>> begin
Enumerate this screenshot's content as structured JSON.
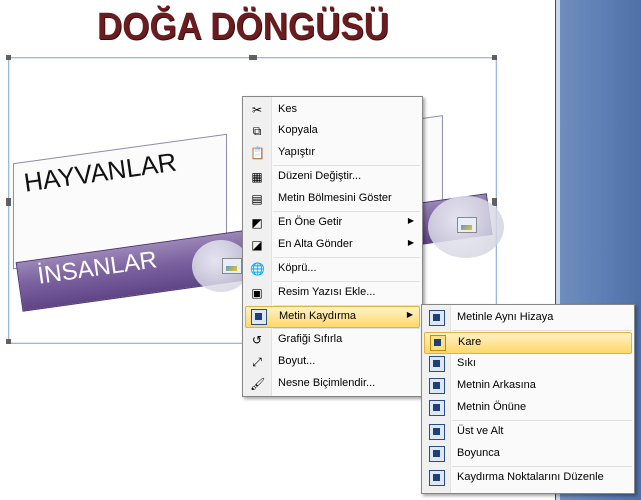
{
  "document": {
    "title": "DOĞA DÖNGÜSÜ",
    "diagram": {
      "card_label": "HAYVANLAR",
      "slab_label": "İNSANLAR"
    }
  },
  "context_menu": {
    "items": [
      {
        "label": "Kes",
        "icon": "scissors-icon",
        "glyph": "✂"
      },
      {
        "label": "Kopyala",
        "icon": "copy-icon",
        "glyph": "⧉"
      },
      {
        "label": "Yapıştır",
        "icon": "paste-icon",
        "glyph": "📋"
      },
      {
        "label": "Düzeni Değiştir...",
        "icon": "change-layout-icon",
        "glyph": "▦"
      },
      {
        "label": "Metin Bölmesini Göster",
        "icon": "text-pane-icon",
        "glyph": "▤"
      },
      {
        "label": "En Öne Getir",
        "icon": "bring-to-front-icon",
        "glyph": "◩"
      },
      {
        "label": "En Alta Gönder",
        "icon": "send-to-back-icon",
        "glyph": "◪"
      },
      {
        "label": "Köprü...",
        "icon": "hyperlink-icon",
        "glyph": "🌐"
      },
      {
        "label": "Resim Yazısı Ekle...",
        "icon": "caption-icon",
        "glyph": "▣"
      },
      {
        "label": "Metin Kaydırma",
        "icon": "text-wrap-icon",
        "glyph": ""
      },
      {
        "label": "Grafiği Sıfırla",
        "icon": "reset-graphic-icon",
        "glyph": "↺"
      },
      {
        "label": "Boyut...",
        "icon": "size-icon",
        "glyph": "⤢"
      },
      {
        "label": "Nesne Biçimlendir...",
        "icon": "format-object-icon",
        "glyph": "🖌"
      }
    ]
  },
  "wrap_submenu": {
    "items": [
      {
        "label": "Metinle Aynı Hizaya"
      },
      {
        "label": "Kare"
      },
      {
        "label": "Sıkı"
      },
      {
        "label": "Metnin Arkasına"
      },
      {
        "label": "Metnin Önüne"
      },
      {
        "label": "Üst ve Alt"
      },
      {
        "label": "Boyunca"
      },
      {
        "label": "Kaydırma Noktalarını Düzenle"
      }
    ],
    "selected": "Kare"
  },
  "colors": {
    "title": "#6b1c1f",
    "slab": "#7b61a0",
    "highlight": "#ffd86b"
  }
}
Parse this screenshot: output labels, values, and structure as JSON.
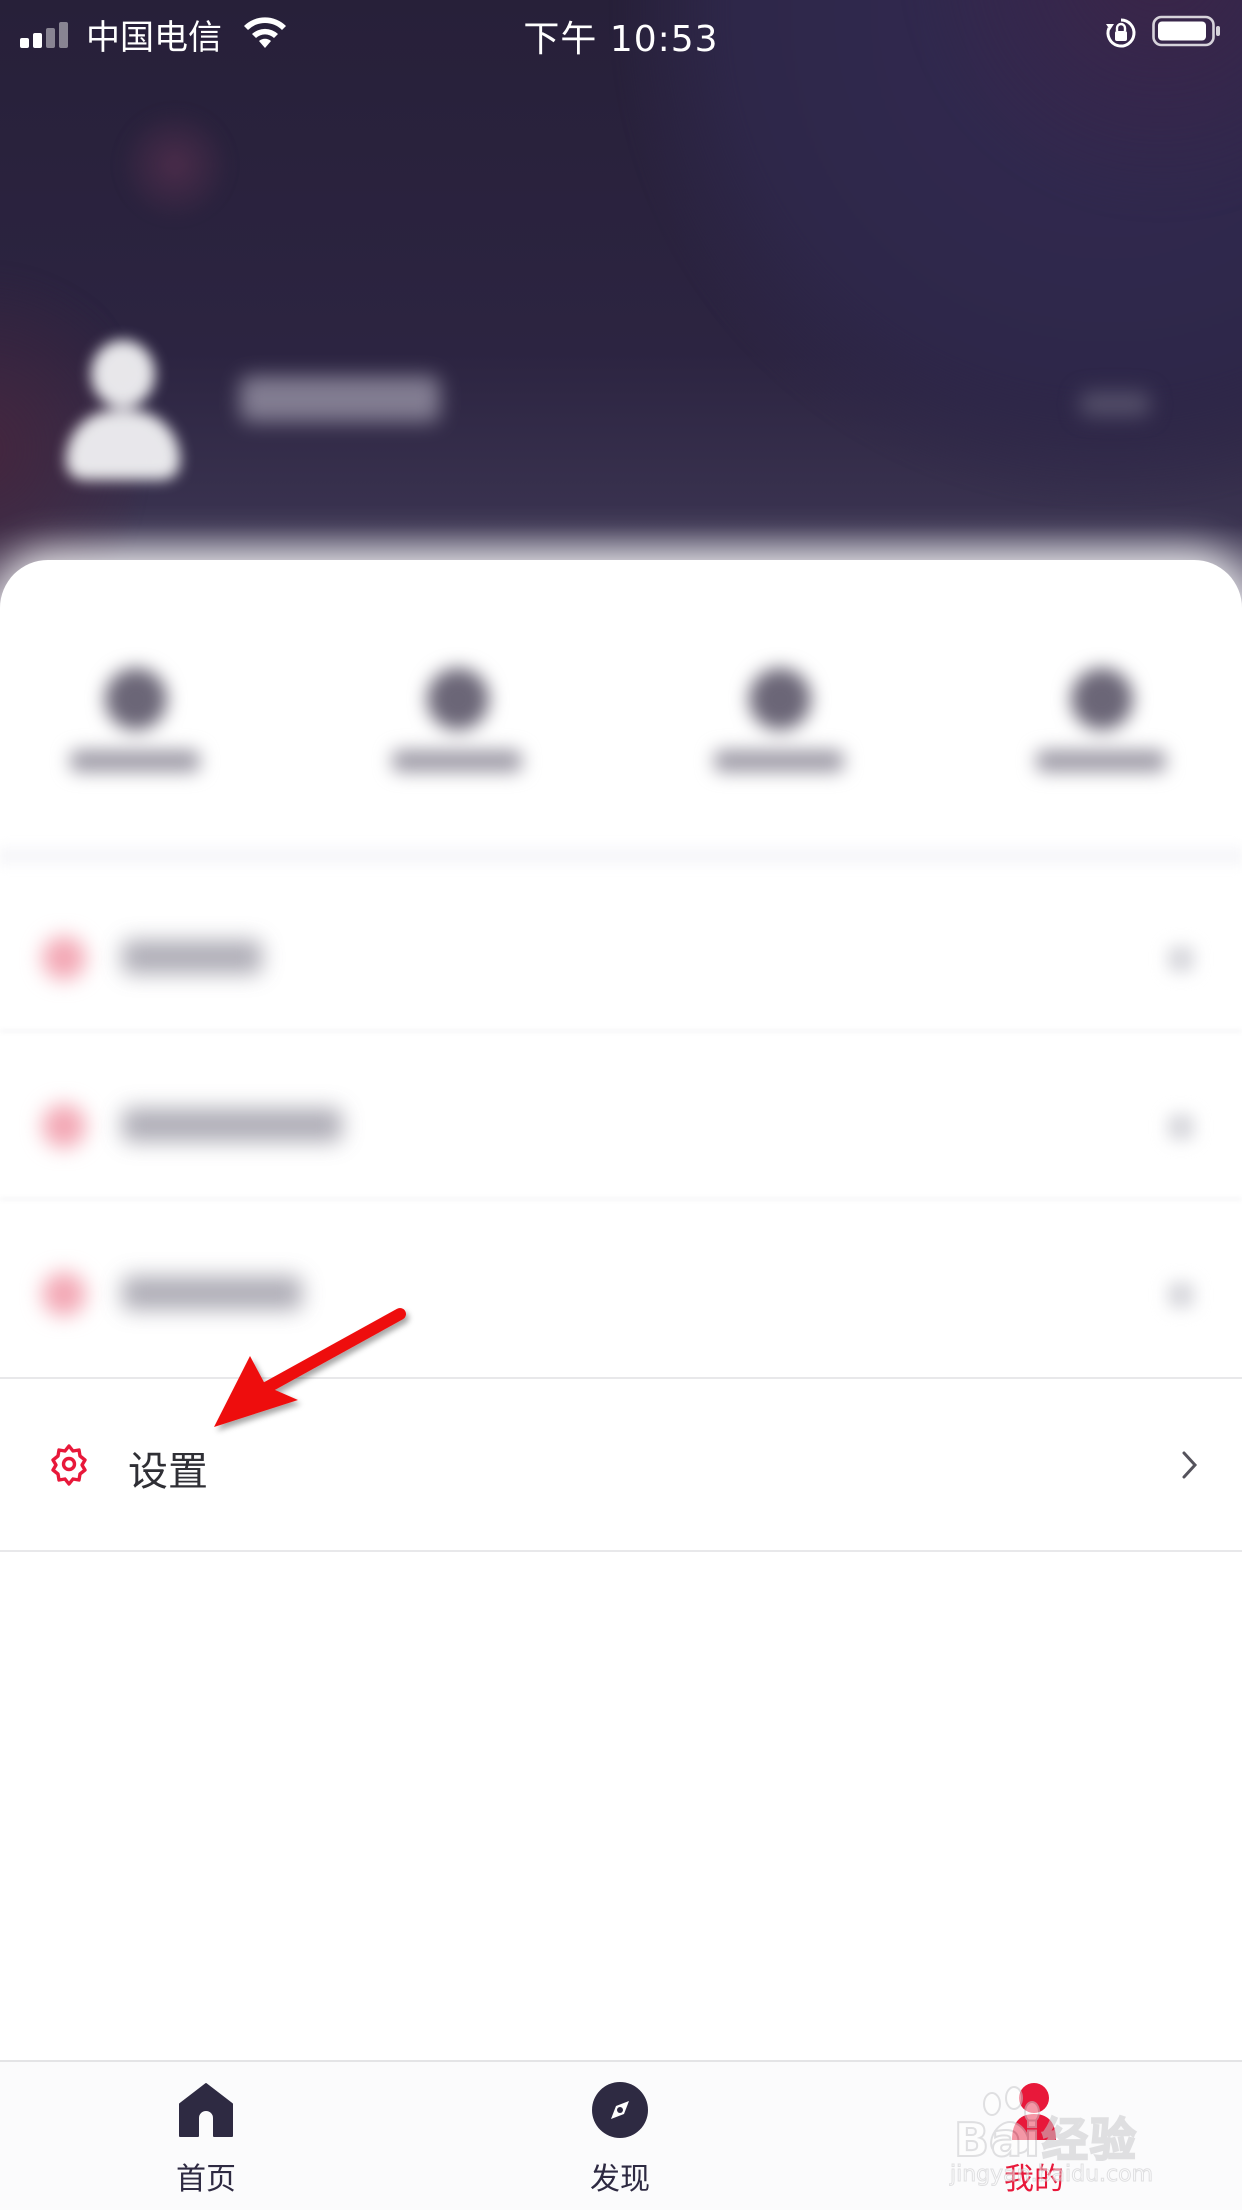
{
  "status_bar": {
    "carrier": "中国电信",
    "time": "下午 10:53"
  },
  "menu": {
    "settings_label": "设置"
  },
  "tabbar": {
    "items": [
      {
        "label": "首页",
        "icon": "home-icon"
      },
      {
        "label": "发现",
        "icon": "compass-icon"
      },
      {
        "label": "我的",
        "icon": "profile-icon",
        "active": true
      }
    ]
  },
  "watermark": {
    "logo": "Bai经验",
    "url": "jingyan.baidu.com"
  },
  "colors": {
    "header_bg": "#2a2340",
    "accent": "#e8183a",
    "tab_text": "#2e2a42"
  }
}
>> end
### Stated task
Look over the listing above. Pick out and copy every line that includes "this".

### Reply
Enumerate this screenshot's content as structured JSON.
Parse this screenshot: output labels, values, and structure as JSON.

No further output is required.